→ Task objective
Can you transcribe every entry word for word, skipping the images?

→ Supplied records
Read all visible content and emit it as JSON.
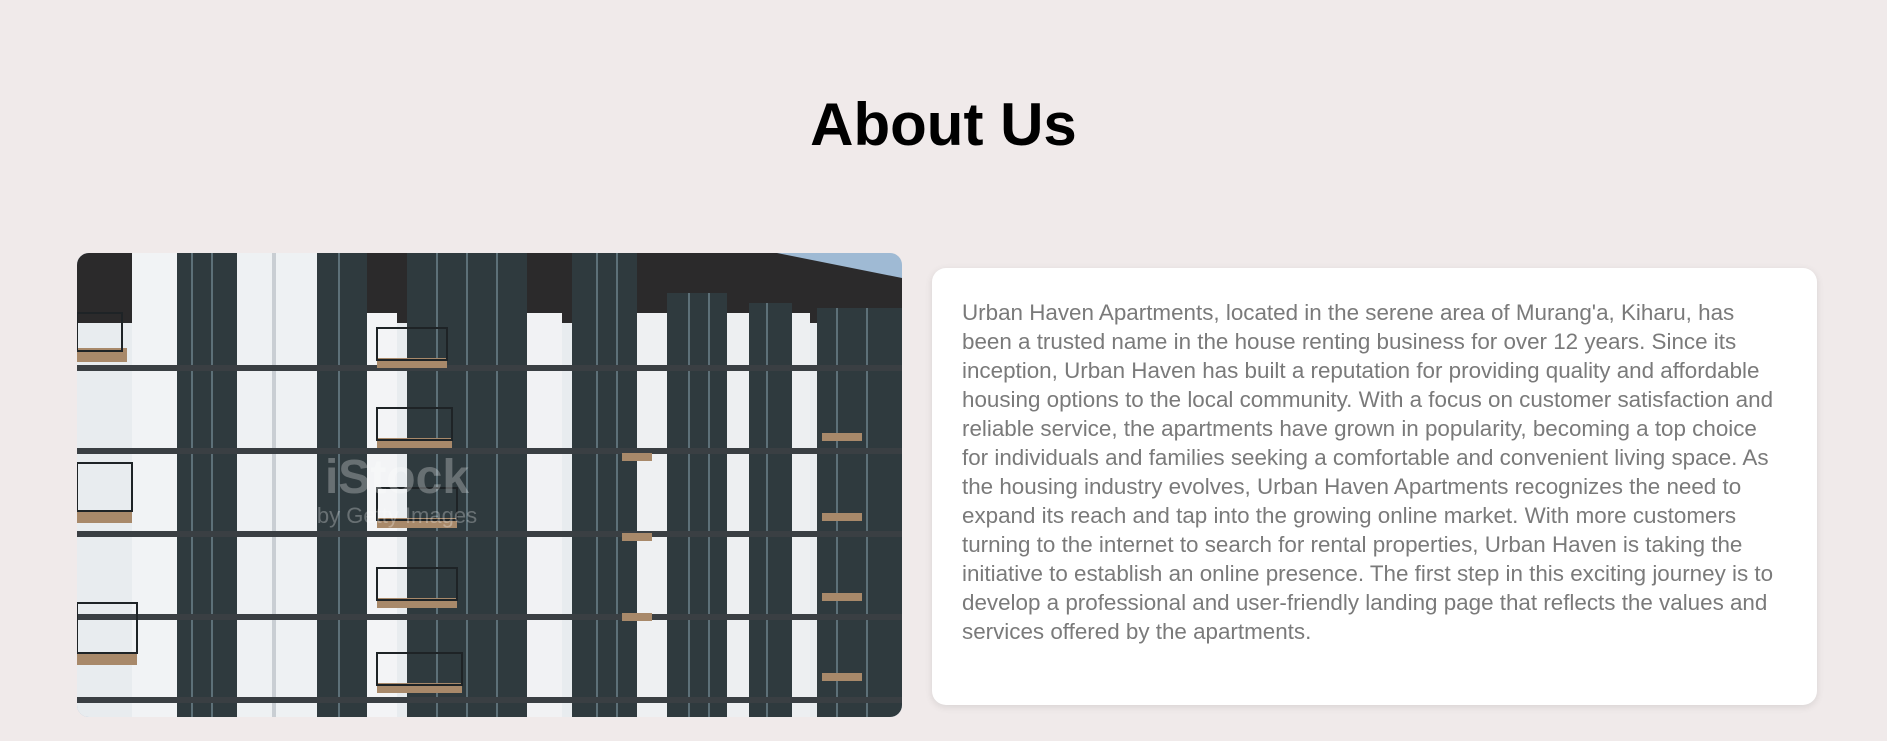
{
  "section": {
    "title": "About Us"
  },
  "image": {
    "alt": "Apartment building exterior",
    "watermark_main": "iStock",
    "watermark_sub": "by Getty Images"
  },
  "about": {
    "text": "Urban Haven Apartments, located in the serene area of Murang'a, Kiharu, has been a trusted name in the house renting business for over 12 years. Since its inception, Urban Haven has built a reputation for providing quality and affordable housing options to the local community. With a focus on customer satisfaction and reliable service, the apartments have grown in popularity, becoming a top choice for individuals and families seeking a comfortable and convenient living space. As the housing industry evolves, Urban Haven Apartments recognizes the need to expand its reach and tap into the growing online market. With more customers turning to the internet to search for rental properties, Urban Haven is taking the initiative to establish an online presence. The first step in this exciting journey is to develop a professional and user-friendly landing page that reflects the values and services offered by the apartments."
  },
  "colors": {
    "background": "#f0eaea",
    "card": "#ffffff",
    "body_text": "#7a7a7a",
    "title_text": "#000000"
  }
}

→ Answer to this exercise
Read all visible content and emit it as JSON.
{
  "section": {
    "title": "About Us"
  },
  "image": {
    "alt": "Apartment building exterior",
    "watermark_main": "iStock",
    "watermark_sub": "by Getty Images"
  },
  "about": {
    "text": "Urban Haven Apartments, located in the serene area of Murang'a, Kiharu, has been a trusted name in the house renting business for over 12 years. Since its inception, Urban Haven has built a reputation for providing quality and affordable housing options to the local community. With a focus on customer satisfaction and reliable service, the apartments have grown in popularity, becoming a top choice for individuals and families seeking a comfortable and convenient living space. As the housing industry evolves, Urban Haven Apartments recognizes the need to expand its reach and tap into the growing online market. With more customers turning to the internet to search for rental properties, Urban Haven is taking the initiative to establish an online presence. The first step in this exciting journey is to develop a professional and user-friendly landing page that reflects the values and services offered by the apartments."
  },
  "colors": {
    "background": "#f0eaea",
    "card": "#ffffff",
    "body_text": "#7a7a7a",
    "title_text": "#000000"
  }
}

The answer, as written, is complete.